▶ _The exercise_: Identify all lines of the data containing the string "порядке" and copy them.

▶ _Stored records_:
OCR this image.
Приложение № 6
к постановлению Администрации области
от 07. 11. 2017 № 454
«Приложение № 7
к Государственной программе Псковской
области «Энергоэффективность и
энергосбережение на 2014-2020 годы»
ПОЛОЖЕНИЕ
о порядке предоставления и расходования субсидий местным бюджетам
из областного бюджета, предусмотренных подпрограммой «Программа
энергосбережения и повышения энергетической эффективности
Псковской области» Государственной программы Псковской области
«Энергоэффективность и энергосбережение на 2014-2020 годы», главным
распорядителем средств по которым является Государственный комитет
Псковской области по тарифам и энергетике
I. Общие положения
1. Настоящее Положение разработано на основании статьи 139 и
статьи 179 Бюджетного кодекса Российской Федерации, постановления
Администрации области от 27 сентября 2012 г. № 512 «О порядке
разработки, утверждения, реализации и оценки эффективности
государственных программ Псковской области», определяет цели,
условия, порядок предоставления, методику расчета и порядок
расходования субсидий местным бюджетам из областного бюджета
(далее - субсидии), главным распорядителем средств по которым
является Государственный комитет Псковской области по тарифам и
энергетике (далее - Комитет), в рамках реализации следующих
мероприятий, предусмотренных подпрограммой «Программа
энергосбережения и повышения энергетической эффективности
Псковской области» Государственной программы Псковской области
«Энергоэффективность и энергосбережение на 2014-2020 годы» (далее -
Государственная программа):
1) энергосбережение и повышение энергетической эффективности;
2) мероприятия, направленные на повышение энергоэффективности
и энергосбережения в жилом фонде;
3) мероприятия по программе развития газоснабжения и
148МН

▶ _Response to this exercise_:
о порядке предоставления и расходования субсидий местным бюджетам
Администрации области от 27 сентября 2012 г. № 512 «О порядке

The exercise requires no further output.